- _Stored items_
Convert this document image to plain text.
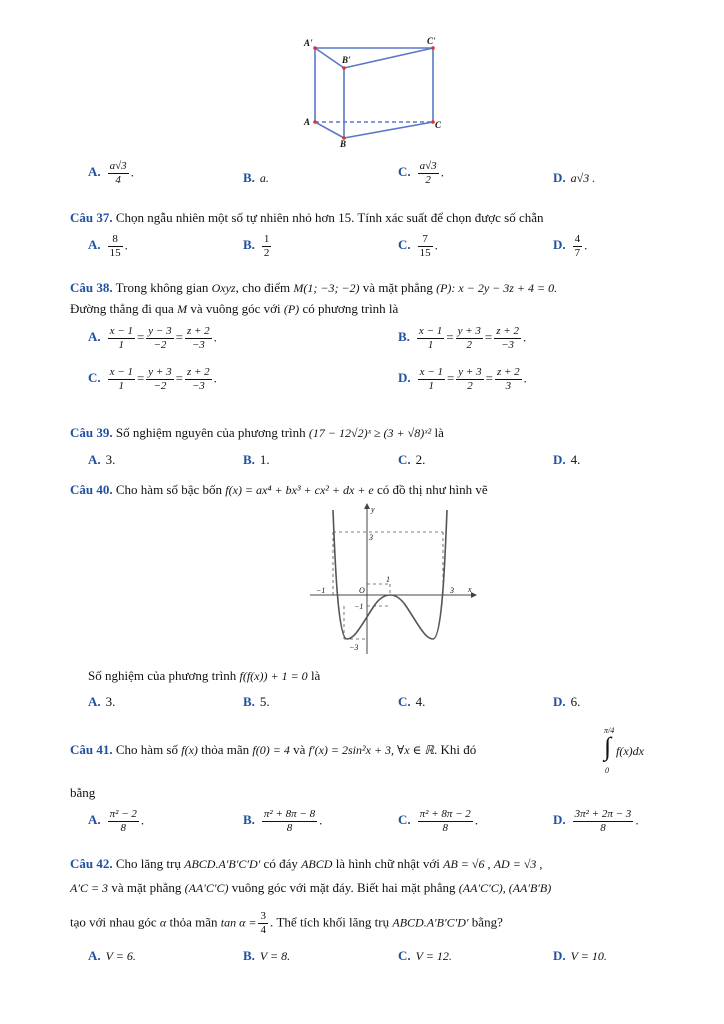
A'	C'
B'
A	C
B
A. $\frac{a√3}{4}$ .	B. a.	C. $\frac{a√3}{2}$ .	D. a√3 .
Câu 37. Chọn ngẫu nhiên một số tự nhiên nhỏ hơn 15. Tính xác suất để chọn được số chẵn
A. $\frac{8}{15}$ .	B. $\frac{1}{2}$	C. $\frac{7}{15}$ .	D. $\frac{4}{7}$ .
Câu 38. Trong không gian Oxyz, cho điểm M(1; −3; −2) và mặt phẳng (P): x − 2y − 3z + 4 = 0.
Đường thẳng đi qua M và vuông góc với (P) có phương trình là
A. $\frac{x - 1}{1} = \frac{y - 3}{-2} = \frac{z + 2}{-3}$ .	B. $\frac{x - 1}{1} = \frac{y + 3}{2} = \frac{z + 2}{-3}$ .
C. $\frac{x - 1}{1} = \frac{y + 3}{-2} = \frac{z + 2}{-3}$ .	D. $\frac{x - 1}{1} = \frac{y + 3}{2} = \frac{z + 2}{3}$ .
Câu 39. Số nghiệm nguyên của phương trình (17 − 12√2)ˣ ≥ (3 + √8)ˣ² là
A. 3.	B. 1.	C. 2.	D. 4.
Câu 40. Cho hàm số bậc bốn f(x) = ax⁴ + bx³ + cx² + dx + e có đồ thị như hình vẽ
y
x
O
3
1
−1
−1
3
−3
Số nghiệm của phương trình f(f(x)) + 1 = 0 là
A. 3.	B. 5.	C. 4.	D. 6.
Câu 41. Cho hàm số f(x) thỏa mãn f(0) = 4 và f′(x) = 2sin²x + 3, ∀x ∈ ℝ. Khi đó
π/4
∫
0
f(x)dx
bằng
A. $\frac{\text{π² − 2}}{8}$ .	B. $\frac{\text{π² + 8π − 8}}{8}$ .	C. $\frac{\text{π² + 8π − 2}}{8}$ .	D. $\frac{\text{3π² + 2π − 3}}{8}$ .
Câu 42. Cho lăng trụ ABCD.A′B′C′D′ có đáy ABCD là hình chữ nhật với AB = √6 , AD = √3 ,
A′C = 3 và mặt phẳng (AA′C′C) vuông góc với mặt đáy. Biết hai mặt phẳng (AA′C′C), (AA′B′B)
tạo với nhau góc α thỏa mãn $\tan \alpha = \frac{3}{4}$ . Thể tích khối lăng trụ ABCD.A′B′C′D′ bằng?
A. V = 6.	B. V = 8.	C. V = 12.	D. V = 10.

- _Your goal_
Show every line from the entries above in which the word "phẳng" appears.

- _The response_
Câu 38. Trong không gian Oxyz, cho điểm M(1; −3; −2) và mặt phẳng (P): x − 2y − 3z + 4 = 0.
A′C = 3 và mặt phẳng (AA′C′C) vuông góc với mặt đáy. Biết hai mặt phẳng (AA′C′C), (AA′B′B)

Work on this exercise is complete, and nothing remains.